● WHAT THE TASK ASKS: Print the listing in its entirety and exactly, leaving out images.

● SUPPLIED DATA:
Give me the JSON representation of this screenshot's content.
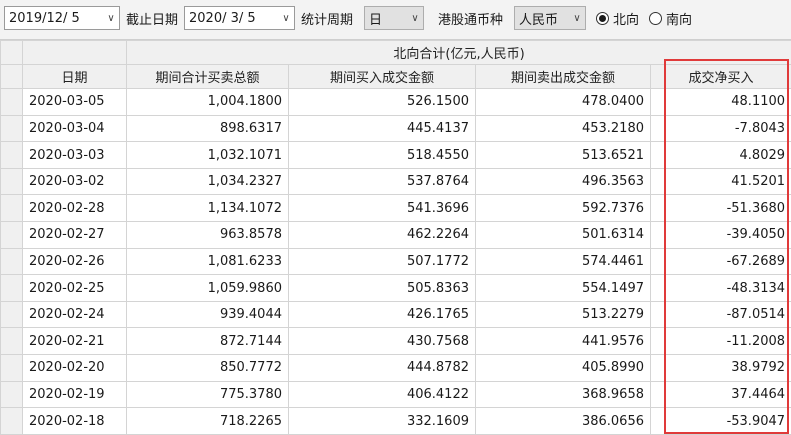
{
  "toolbar": {
    "start_date": "2019/12/ 5",
    "end_label": "截止日期",
    "end_date": "2020/ 3/ 5",
    "period_label": "统计周期",
    "period_value": "日",
    "currency_label": "港股通币种",
    "currency_value": "人民币",
    "dropdown_glyph": "∨",
    "radio_north": "北向",
    "radio_south": "南向"
  },
  "table": {
    "group_header": "北向合计(亿元,人民币)",
    "columns": [
      "日期",
      "期间合计买卖总额",
      "期间买入成交金额",
      "期间卖出成交金额",
      "成交净买入"
    ],
    "rows": [
      [
        "2020-03-05",
        "1,004.1800",
        "526.1500",
        "478.0400",
        "48.1100"
      ],
      [
        "2020-03-04",
        "898.6317",
        "445.4137",
        "453.2180",
        "-7.8043"
      ],
      [
        "2020-03-03",
        "1,032.1071",
        "518.4550",
        "513.6521",
        "4.8029"
      ],
      [
        "2020-03-02",
        "1,034.2327",
        "537.8764",
        "496.3563",
        "41.5201"
      ],
      [
        "2020-02-28",
        "1,134.1072",
        "541.3696",
        "592.7376",
        "-51.3680"
      ],
      [
        "2020-02-27",
        "963.8578",
        "462.2264",
        "501.6314",
        "-39.4050"
      ],
      [
        "2020-02-26",
        "1,081.6233",
        "507.1772",
        "574.4461",
        "-67.2689"
      ],
      [
        "2020-02-25",
        "1,059.9860",
        "505.8363",
        "554.1497",
        "-48.3134"
      ],
      [
        "2020-02-24",
        "939.4044",
        "426.1765",
        "513.2279",
        "-87.0514"
      ],
      [
        "2020-02-21",
        "872.7144",
        "430.7568",
        "441.9576",
        "-11.2008"
      ],
      [
        "2020-02-20",
        "850.7772",
        "444.8782",
        "405.8990",
        "38.9792"
      ],
      [
        "2020-02-19",
        "775.3780",
        "406.4122",
        "368.9658",
        "37.4464"
      ],
      [
        "2020-02-18",
        "718.2265",
        "332.1609",
        "386.0656",
        "-53.9047"
      ]
    ]
  },
  "colors": {
    "highlight_border": "#e03a3a"
  }
}
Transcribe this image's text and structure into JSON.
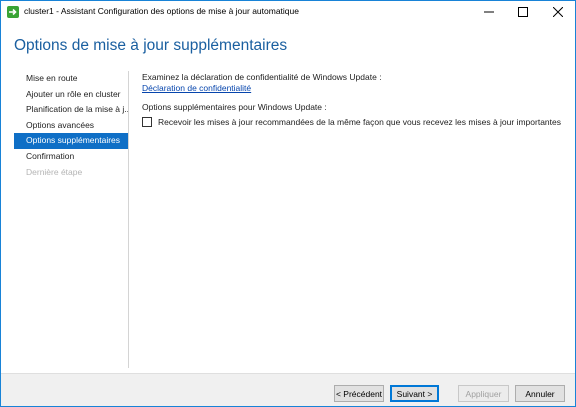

● FINISHED TASK:
Give me the JSON representation of this screenshot's content.
{
  "toolbar": {
    "start_date": "2019/12/ 5",
    "end_label": "截止日期",
    "end_date": "2020/ 3/ 5",
    "period_label": "统计周期",
    "period_value": "日",
    "currency_label": "港股通币种",
    "currency_value": "人民币",
    "dropdown_glyph": "∨",
    "radio_north": "北向",
    "radio_south": "南向"
  },
  "table": {
    "group_header": "北向合计(亿元,人民币)",
    "columns": [
      "日期",
      "期间合计买卖总额",
      "期间买入成交金额",
      "期间卖出成交金额",
      "成交净买入"
    ],
    "rows": [
      [
        "2020-03-05",
        "1,004.1800",
        "526.1500",
        "478.0400",
        "48.1100"
      ],
      [
        "2020-03-04",
        "898.6317",
        "445.4137",
        "453.2180",
        "-7.8043"
      ],
      [
        "2020-03-03",
        "1,032.1071",
        "518.4550",
        "513.6521",
        "4.8029"
      ],
      [
        "2020-03-02",
        "1,034.2327",
        "537.8764",
        "496.3563",
        "41.5201"
      ],
      [
        "2020-02-28",
        "1,134.1072",
        "541.3696",
        "592.7376",
        "-51.3680"
      ],
      [
        "2020-02-27",
        "963.8578",
        "462.2264",
        "501.6314",
        "-39.4050"
      ],
      [
        "2020-02-26",
        "1,081.6233",
        "507.1772",
        "574.4461",
        "-67.2689"
      ],
      [
        "2020-02-25",
        "1,059.9860",
        "505.8363",
        "554.1497",
        "-48.3134"
      ],
      [
        "2020-02-24",
        "939.4044",
        "426.1765",
        "513.2279",
        "-87.0514"
      ],
      [
        "2020-02-21",
        "872.7144",
        "430.7568",
        "441.9576",
        "-11.2008"
      ],
      [
        "2020-02-20",
        "850.7772",
        "444.8782",
        "405.8990",
        "38.9792"
      ],
      [
        "2020-02-19",
        "775.3780",
        "406.4122",
        "368.9658",
        "37.4464"
      ],
      [
        "2020-02-18",
        "718.2265",
        "332.1609",
        "386.0656",
        "-53.9047"
      ]
    ]
  },
  "colors": {
    "highlight_border": "#e03a3a"
  }
}
Transcribe this image's text and structure into JSON.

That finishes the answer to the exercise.